Data listing
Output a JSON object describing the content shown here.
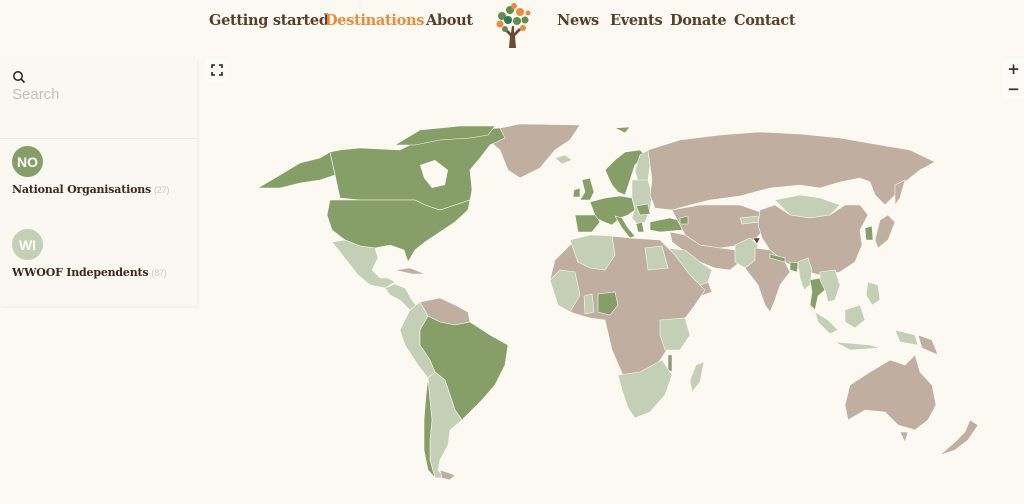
{
  "nav": {
    "left": [
      "Getting started",
      "Destinations",
      "About"
    ],
    "right": [
      "News",
      "Events",
      "Donate",
      "Contact"
    ],
    "active": "Destinations",
    "logo": "wwoof-tree-logo"
  },
  "search": {
    "placeholder": "Search",
    "value": ""
  },
  "legend": [
    {
      "abbr": "NO",
      "label": "National Organisations",
      "count": "(27)",
      "color": "#869f68"
    },
    {
      "abbr": "WI",
      "label": "WWOOF Independents",
      "count": "(87)",
      "color": "#c4d0b6"
    }
  ],
  "controls": {
    "fullscreen": "fullscreen-icon",
    "zoom_in": "+",
    "zoom_out": "−"
  },
  "colors": {
    "background": "#fcf9f3",
    "national_organisation": "#869f68",
    "independent": "#c4d0b6",
    "no_wwoof": "#c0aea0",
    "highlight": "#5a3d2b",
    "accent": "#ee8a3a",
    "nav_text": "#5a3d2b"
  },
  "map": {
    "national_organisations": [
      "United States",
      "Canada",
      "Brazil",
      "Chile",
      "United Kingdom",
      "Ireland",
      "France",
      "Spain",
      "Portugal",
      "Germany",
      "Italy",
      "Norway",
      "Sweden",
      "Denmark",
      "Switzerland",
      "Austria",
      "Czech Republic",
      "Romania",
      "Greece",
      "Turkey",
      "Nigeria",
      "Malawi",
      "Nepal",
      "Bangladesh",
      "Thailand",
      "South Korea",
      "Georgia"
    ],
    "independents": [
      "Mexico",
      "Central America",
      "Colombia",
      "Peru",
      "Bolivia",
      "Argentina",
      "Uruguay",
      "Ecuador",
      "Iceland",
      "Finland",
      "Poland",
      "Hungary",
      "Baltics",
      "Morocco",
      "Algeria",
      "Egypt",
      "Saudi Arabia",
      "Oman",
      "Pakistan",
      "Mongolia",
      "Myanmar",
      "Laos",
      "Cambodia",
      "Indonesia",
      "Malaysia",
      "Philippines",
      "Kenya",
      "Tanzania",
      "Zambia",
      "Mozambique",
      "Zimbabwe",
      "Namibia",
      "Botswana",
      "South Africa",
      "Madagascar",
      "Ghana",
      "Senegal",
      "Kyrgyzstan"
    ],
    "highlighted": "Kashmir"
  }
}
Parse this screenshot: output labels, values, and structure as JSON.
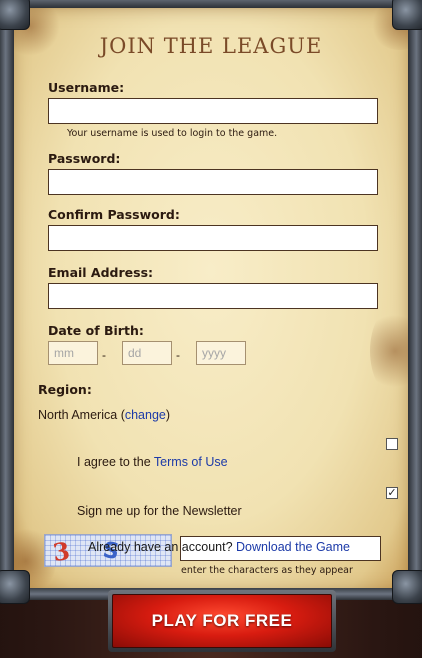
{
  "title": "JOIN THE LEAGUE",
  "username": {
    "label": "Username:",
    "value": "",
    "hint": "Your username is used to login to the game."
  },
  "password": {
    "label": "Password:",
    "value": ""
  },
  "confirm_password": {
    "label": "Confirm Password:",
    "value": ""
  },
  "email": {
    "label": "Email Address:",
    "value": ""
  },
  "dob": {
    "label": "Date of Birth:",
    "month_placeholder": "mm",
    "day_placeholder": "dd",
    "year_placeholder": "yyyy",
    "separator": "-"
  },
  "region": {
    "label": "Region:",
    "value": "North America",
    "open_paren": "(",
    "change_link": "change",
    "close_paren": ")"
  },
  "terms": {
    "text": "I agree to the",
    "link": "Terms of Use",
    "checked": false
  },
  "newsletter": {
    "text": "Sign me up for the Newsletter",
    "checked": true
  },
  "captcha": {
    "hint": "enter the characters as they appear",
    "value": ""
  },
  "already": {
    "text": "Already have an account?",
    "link": "Download the Game"
  },
  "play_button": "PLAY FOR FREE",
  "colors": {
    "link": "#1c3aa8",
    "button": "#d81c10",
    "title": "#7a4a28"
  }
}
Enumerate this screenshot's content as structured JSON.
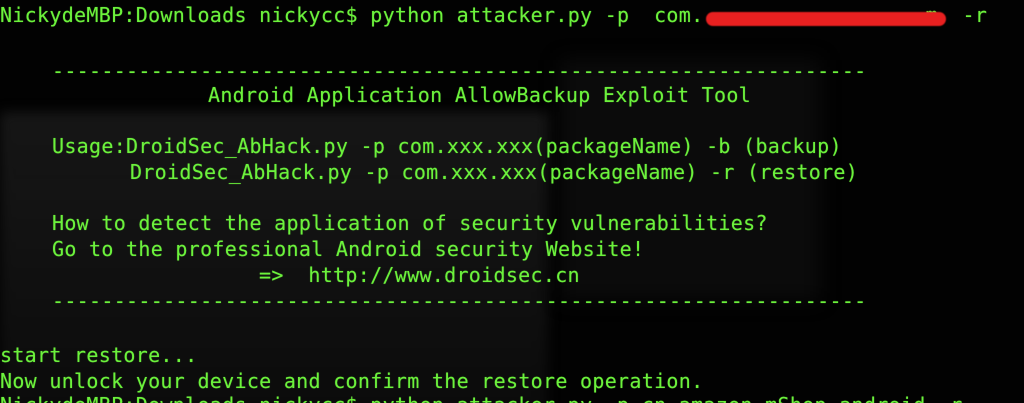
{
  "terminal": {
    "command_line": {
      "prompt": "NickydeMBP:Downloads nickycc$",
      "command": "python attacker.py -p  com.",
      "trailing": "m  -r"
    },
    "banner": {
      "rule": "------------------------------------------------------------------",
      "title": "Android Application AllowBackup Exploit Tool",
      "usage_label": "Usage:",
      "usage_line1": "DroidSec_AbHack.py -p com.xxx.xxx(packageName) -b (backup)",
      "usage_line2": "DroidSec_AbHack.py -p com.xxx.xxx(packageName) -r (restore)",
      "question": "How to detect the application of security vulnerabilities?",
      "goto": "Go to the professional Android security Website!",
      "arrow": "=>",
      "url": "http://www.droidsec.cn"
    },
    "output": {
      "line1": "start restore...",
      "line2": "Now unlock your device and confirm the restore operation."
    },
    "next_command": "NickydeMBP:Downloads nickycc$ python attacker.py -p cn.amazon.mShop.android -r"
  },
  "colors": {
    "text": "#6cf23c",
    "background": "#020202",
    "redaction": "#e82020"
  }
}
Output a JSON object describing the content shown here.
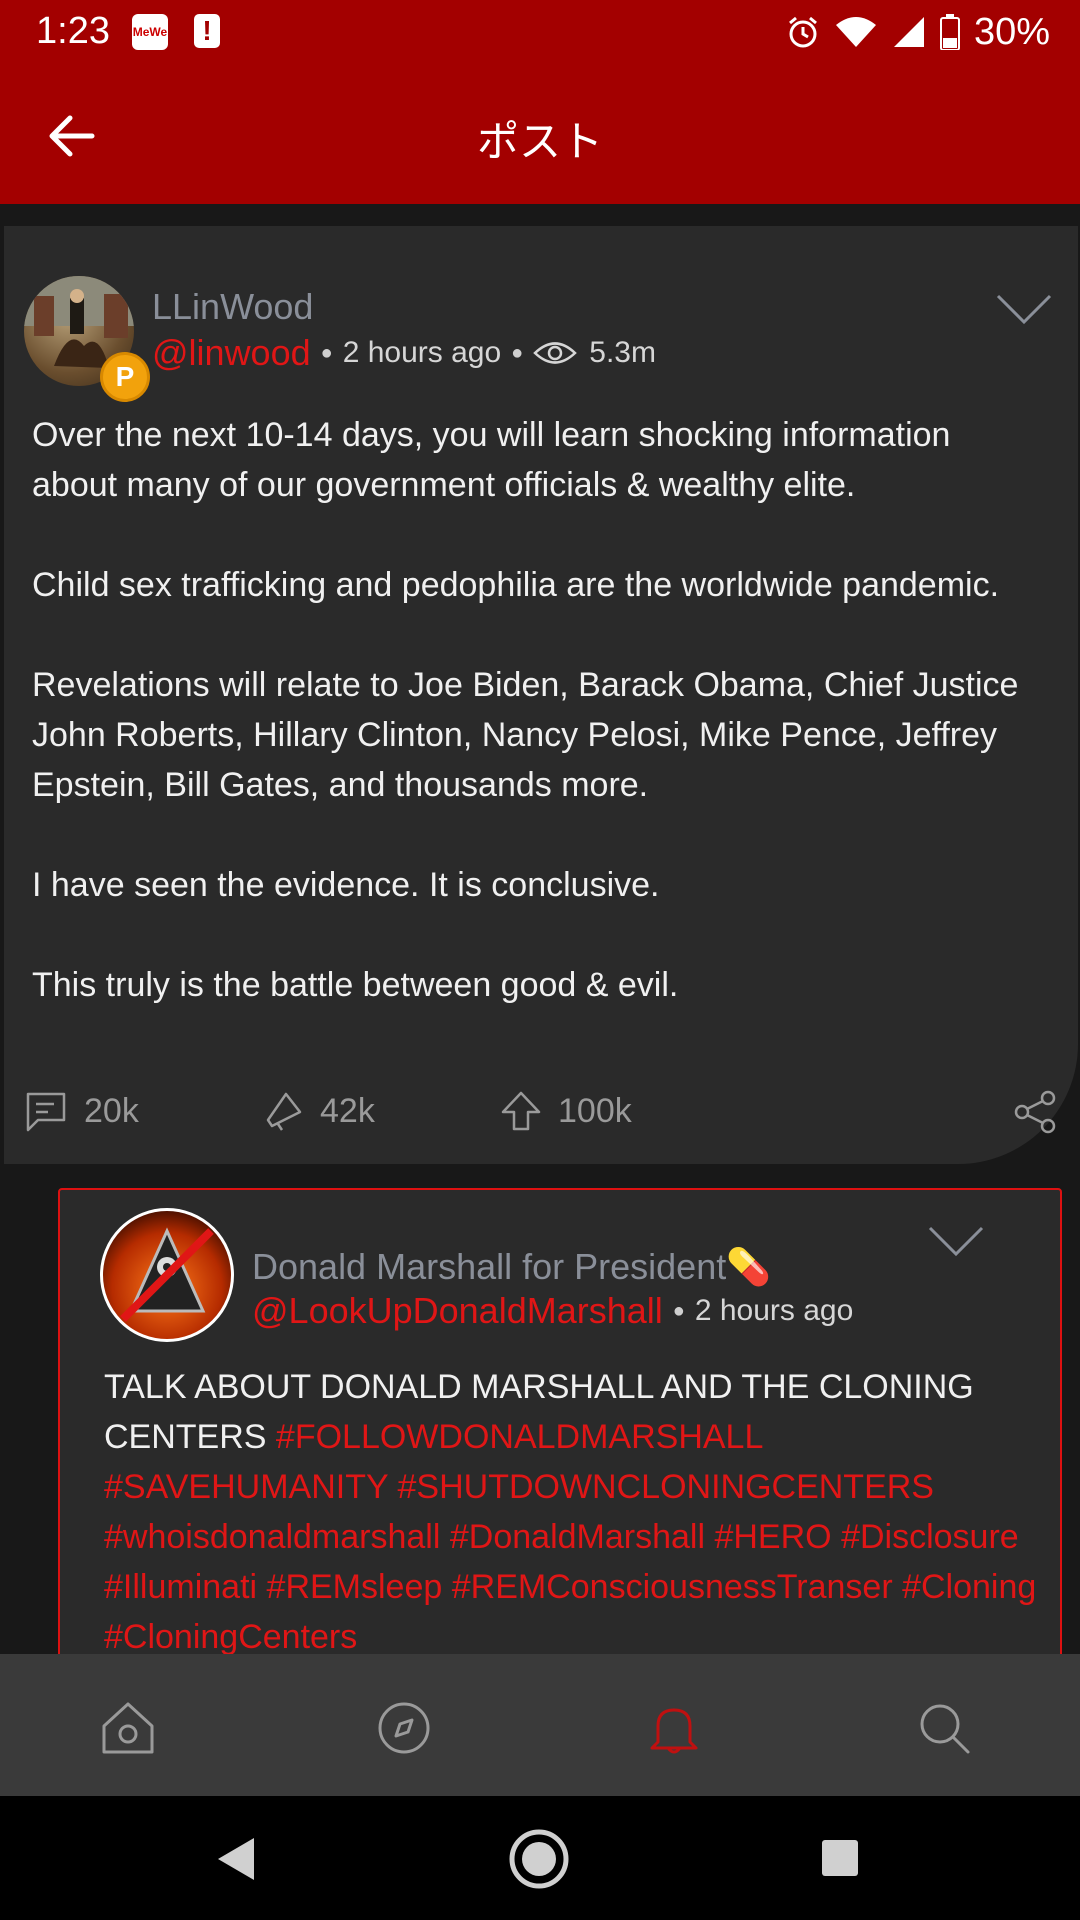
{
  "status_bar": {
    "time": "1:23",
    "mewe_label": "MeWe",
    "alert_symbol": "!",
    "battery": "30%",
    "icons": [
      "alarm-icon",
      "wifi-icon",
      "signal-icon",
      "battery-icon"
    ]
  },
  "app_bar": {
    "title": "ポスト",
    "back_icon": "arrow-left-icon"
  },
  "post": {
    "display_name": "LLinWood",
    "handle": "@linwood",
    "time": "2 hours ago",
    "views": "5.3m",
    "badge": "P",
    "paragraphs": [
      "Over the next 10-14 days, you will learn shocking information about many of our government officials & wealthy elite.",
      "Child sex trafficking and pedophilia are the worldwide pandemic.",
      "Revelations will relate to Joe Biden, Barack Obama, Chief Justice John Roberts, Hillary Clinton, Nancy Pelosi, Mike Pence, Jeffrey Epstein, Bill Gates, and thousands more.",
      "I have seen the evidence. It is conclusive.",
      "This truly is the battle between good & evil."
    ],
    "actions": {
      "comments": "20k",
      "echoes": "42k",
      "upvotes": "100k"
    }
  },
  "reply": {
    "display_name": "Donald Marshall for President💊",
    "handle": "@LookUpDonaldMarshall",
    "time": "2 hours ago",
    "text_lead": "TALK ABOUT DONALD MARSHALL AND THE CLONING CENTERS",
    "hashtags": [
      "#FOLLOWDONALDMARSHALL",
      "#SAVEHUMANITY",
      "#SHUTDOWNCLONINGCENTERS",
      "#whoisdonaldmarshall",
      "#DonaldMarshall",
      "#HERO",
      "#Disclosure",
      "#Illuminati",
      "#REMsleep",
      "#REMConsciousnessTranser",
      "#Cloning",
      "#CloningCenters"
    ]
  },
  "bottom_nav": [
    "home-icon",
    "compass-icon",
    "bell-icon",
    "search-icon"
  ],
  "system_nav": [
    "back-triangle-icon",
    "home-circle-icon",
    "recents-square-icon"
  ],
  "colors": {
    "brand_red": "#a30000",
    "accent_red": "#e01616",
    "card_bg": "#2a2a2a",
    "page_bg": "#181818",
    "nav_bg": "#3a3a3a"
  }
}
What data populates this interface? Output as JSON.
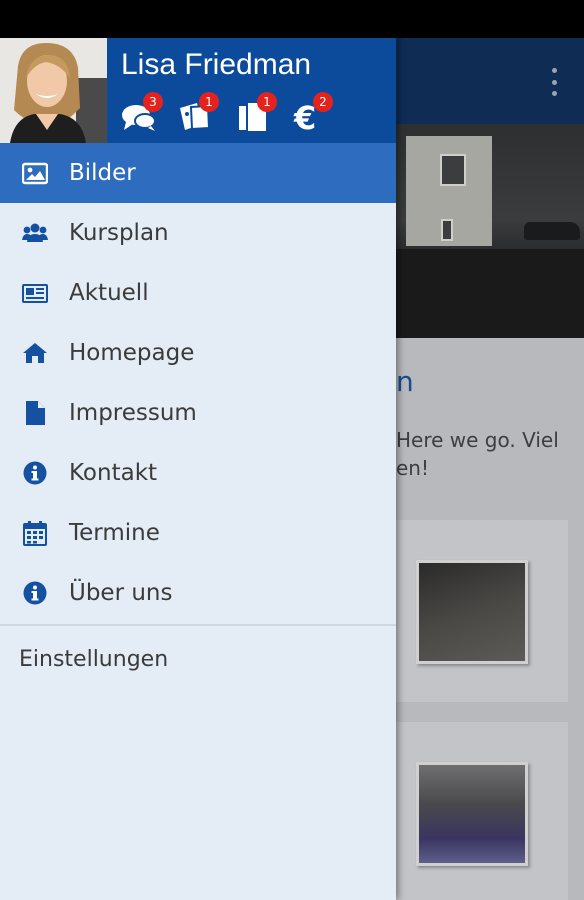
{
  "user": {
    "name": "Lisa Friedman"
  },
  "header_icons": [
    {
      "icon": "chat-bubbles-icon",
      "badge": "3"
    },
    {
      "icon": "tickets-icon",
      "badge": "1"
    },
    {
      "icon": "documents-icon",
      "badge": "1"
    },
    {
      "icon": "euro-icon",
      "badge": "2"
    }
  ],
  "menu": [
    {
      "label": "Bilder",
      "icon": "image-icon",
      "active": true
    },
    {
      "label": "Kursplan",
      "icon": "group-icon"
    },
    {
      "label": "Aktuell",
      "icon": "newspaper-icon"
    },
    {
      "label": "Homepage",
      "icon": "home-icon"
    },
    {
      "label": "Impressum",
      "icon": "document-icon"
    },
    {
      "label": "Kontakt",
      "icon": "info-icon"
    },
    {
      "label": "Termine",
      "icon": "calendar-icon"
    },
    {
      "label": "Über uns",
      "icon": "info-icon"
    }
  ],
  "settings_label": "Einstellungen",
  "background": {
    "heading_fragment": "n",
    "text_line1": "Here we go. Viel",
    "text_line2": "en!"
  },
  "colors": {
    "header_blue": "#0c4a9c",
    "active_item": "#2e6cbf",
    "icon_blue": "#1451a0",
    "drawer_bg": "#e4ecf6",
    "badge_red": "#e5231e"
  }
}
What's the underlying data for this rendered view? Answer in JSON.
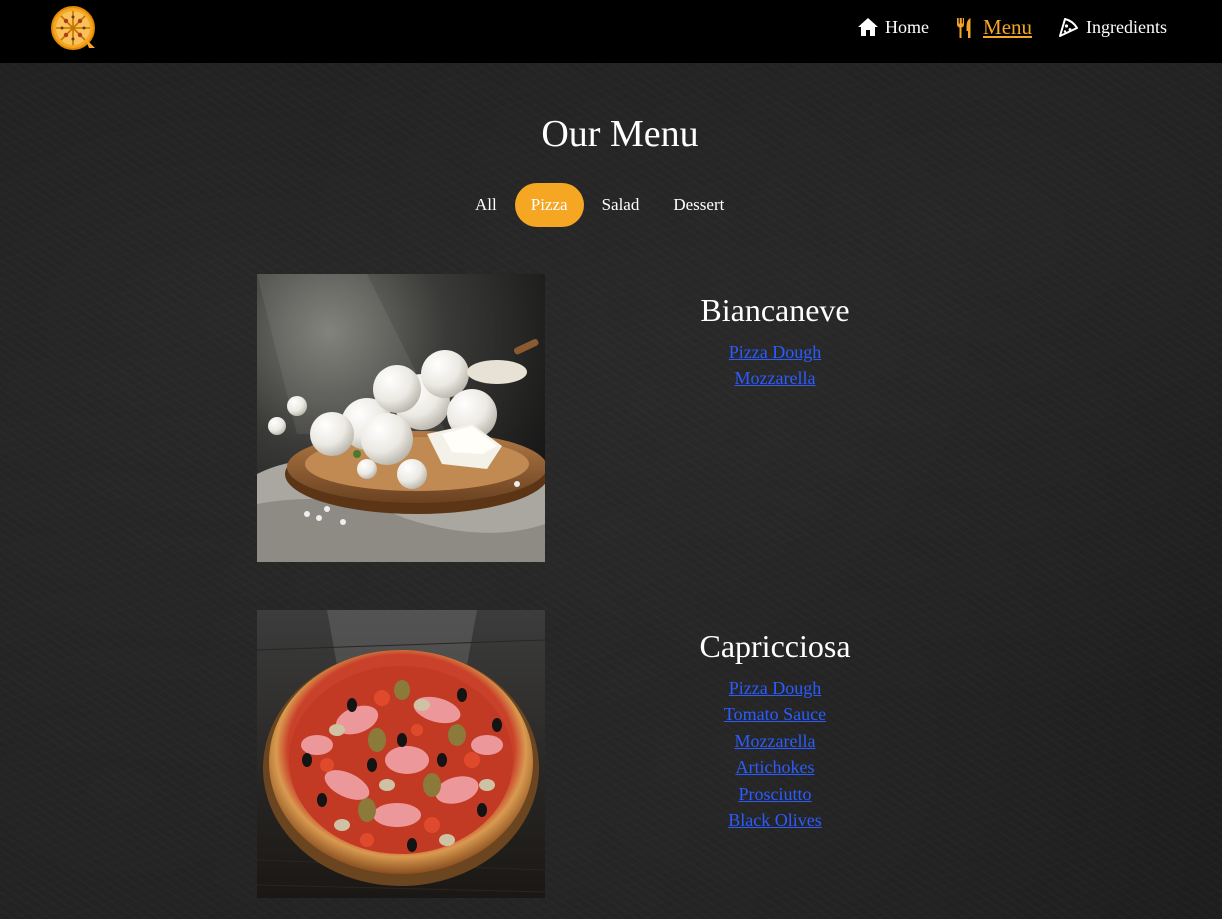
{
  "nav": {
    "items": [
      {
        "label": "Home",
        "icon": "home-icon"
      },
      {
        "label": "Menu",
        "icon": "utensils-icon"
      },
      {
        "label": "Ingredients",
        "icon": "pizza-slice-icon"
      }
    ]
  },
  "page": {
    "title": "Our Menu"
  },
  "tabs": [
    {
      "label": "All"
    },
    {
      "label": "Pizza"
    },
    {
      "label": "Salad"
    },
    {
      "label": "Dessert"
    }
  ],
  "menu_items": [
    {
      "name": "Biancaneve",
      "ingredients": [
        "Pizza Dough",
        "Mozzarella"
      ]
    },
    {
      "name": "Capricciosa",
      "ingredients": [
        "Pizza Dough",
        "Tomato Sauce",
        "Mozzarella",
        "Artichokes",
        "Prosciutto",
        "Black Olives"
      ]
    }
  ],
  "colors": {
    "accent": "#f5a623",
    "link": "#2b5cff",
    "navbar": "#000000",
    "background": "#1d1d1d"
  }
}
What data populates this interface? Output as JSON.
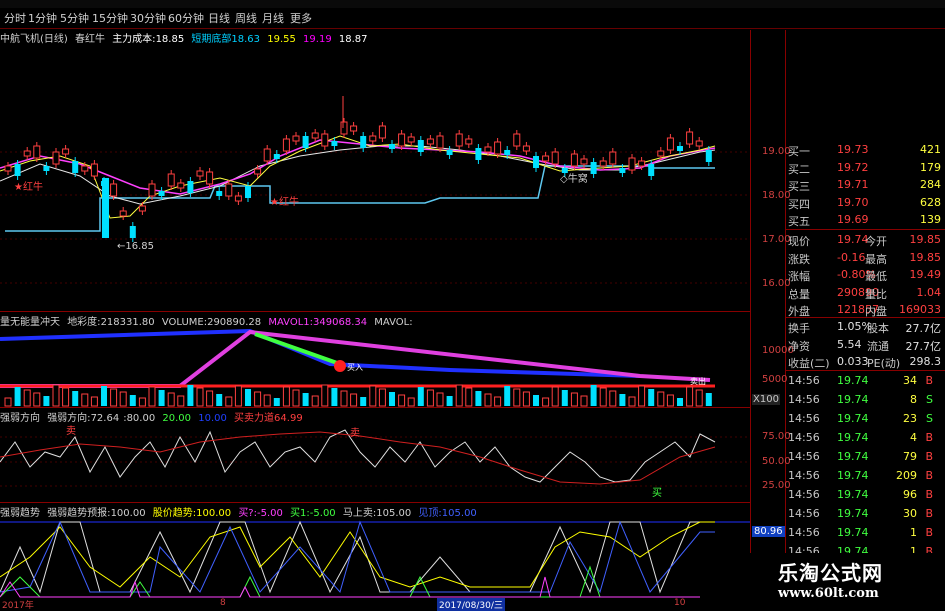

→ EXERCISE OBJECTIVE:
Search the material above for "screenshot". Pull out each line where it shows up.

→ ANSWER TO THIS TASK:
Parse this screenshot: output labels, values, and structure as JSON.
Enumerate this screenshot's content as structured JSON.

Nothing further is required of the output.